*** SUPPLIED DATA ***

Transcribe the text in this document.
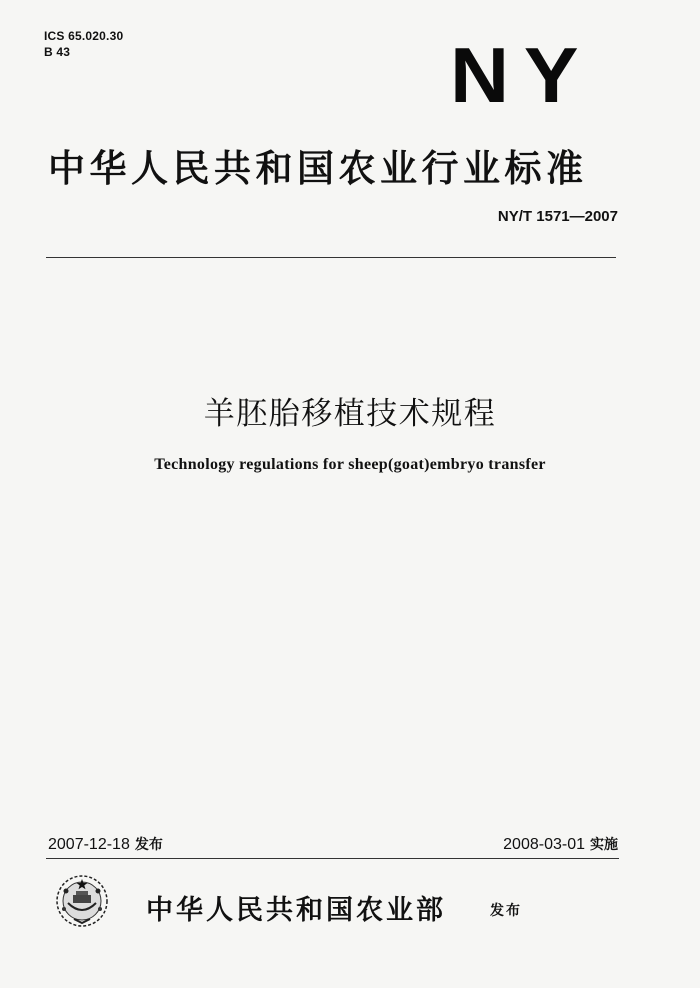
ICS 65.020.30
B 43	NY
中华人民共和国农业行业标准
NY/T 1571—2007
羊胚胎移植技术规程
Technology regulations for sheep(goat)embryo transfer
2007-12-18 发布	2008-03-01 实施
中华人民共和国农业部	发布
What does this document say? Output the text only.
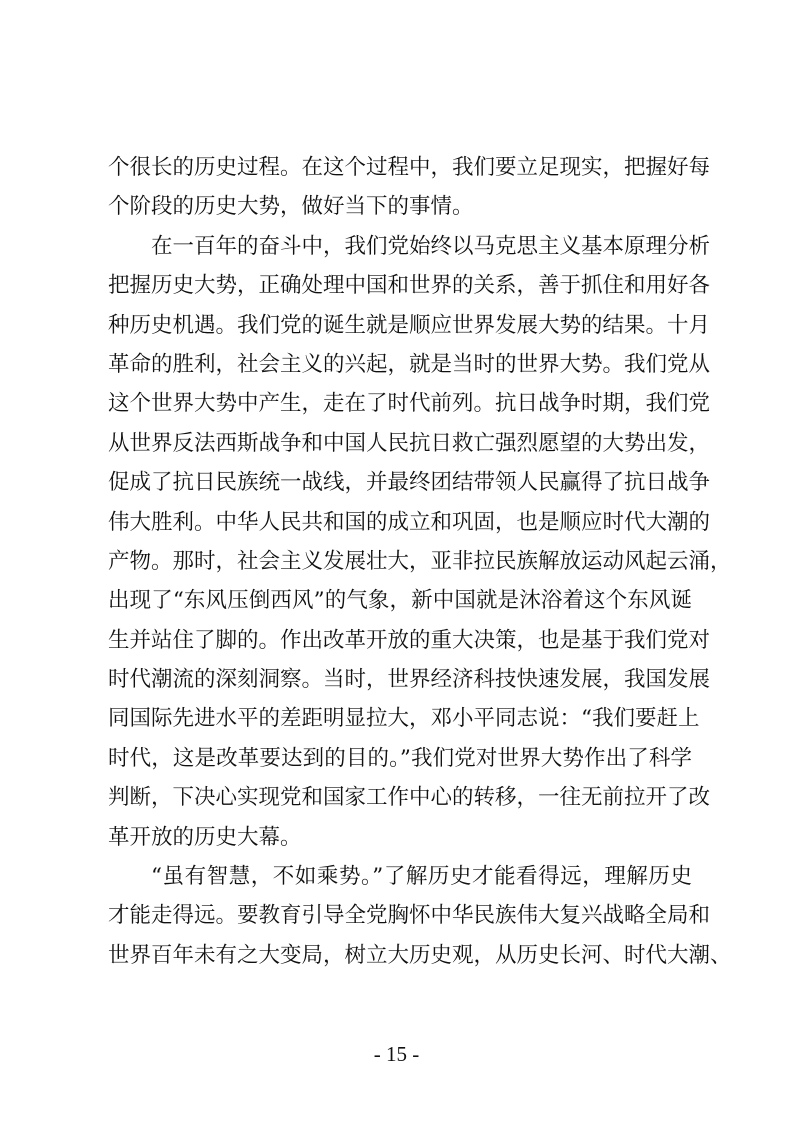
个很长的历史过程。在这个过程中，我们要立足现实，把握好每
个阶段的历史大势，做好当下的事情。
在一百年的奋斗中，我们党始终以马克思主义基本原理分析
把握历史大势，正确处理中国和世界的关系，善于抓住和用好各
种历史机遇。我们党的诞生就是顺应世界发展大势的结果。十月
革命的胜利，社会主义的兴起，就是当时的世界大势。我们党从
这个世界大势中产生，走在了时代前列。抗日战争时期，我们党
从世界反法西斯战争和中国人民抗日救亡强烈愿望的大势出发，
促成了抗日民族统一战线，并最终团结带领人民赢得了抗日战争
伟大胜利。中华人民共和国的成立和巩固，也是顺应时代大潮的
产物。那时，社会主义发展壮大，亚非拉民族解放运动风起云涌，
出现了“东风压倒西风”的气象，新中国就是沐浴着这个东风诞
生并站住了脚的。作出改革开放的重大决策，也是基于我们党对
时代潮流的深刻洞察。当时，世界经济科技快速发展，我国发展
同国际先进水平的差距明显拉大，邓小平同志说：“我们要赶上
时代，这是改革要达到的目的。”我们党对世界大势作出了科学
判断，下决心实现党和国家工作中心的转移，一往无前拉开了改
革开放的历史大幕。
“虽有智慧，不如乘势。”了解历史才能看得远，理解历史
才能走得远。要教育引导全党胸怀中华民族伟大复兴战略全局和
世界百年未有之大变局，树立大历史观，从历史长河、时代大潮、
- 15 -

***

EXERCISE TASK >>
Verbatim reproduction of every record is required; images are left out.

TASK OUTPUT >>
Transcribe the text in this document.
ICS 65.020.30
B 43	NY
中华人民共和国农业行业标准
NY/T 1571—2007
羊胚胎移植技术规程
Technology regulations for sheep(goat)embryo transfer
2007-12-18 发布	2008-03-01 实施
中华人民共和国农业部	发布
What does this document say? Output the text only.
个很长的历史过程。在这个过程中，我们要立足现实，把握好每
个阶段的历史大势，做好当下的事情。
在一百年的奋斗中，我们党始终以马克思主义基本原理分析
把握历史大势，正确处理中国和世界的关系，善于抓住和用好各
种历史机遇。我们党的诞生就是顺应世界发展大势的结果。十月
革命的胜利，社会主义的兴起，就是当时的世界大势。我们党从
这个世界大势中产生，走在了时代前列。抗日战争时期，我们党
从世界反法西斯战争和中国人民抗日救亡强烈愿望的大势出发，
促成了抗日民族统一战线，并最终团结带领人民赢得了抗日战争
伟大胜利。中华人民共和国的成立和巩固，也是顺应时代大潮的
产物。那时，社会主义发展壮大，亚非拉民族解放运动风起云涌，
出现了“东风压倒西风”的气象，新中国就是沐浴着这个东风诞
生并站住了脚的。作出改革开放的重大决策，也是基于我们党对
时代潮流的深刻洞察。当时，世界经济科技快速发展，我国发展
同国际先进水平的差距明显拉大，邓小平同志说：“我们要赶上
时代，这是改革要达到的目的。”我们党对世界大势作出了科学
判断，下决心实现党和国家工作中心的转移，一往无前拉开了改
革开放的历史大幕。
“虽有智慧，不如乘势。”了解历史才能看得远，理解历史
才能走得远。要教育引导全党胸怀中华民族伟大复兴战略全局和
世界百年未有之大变局，树立大历史观，从历史长河、时代大潮、
- 15 -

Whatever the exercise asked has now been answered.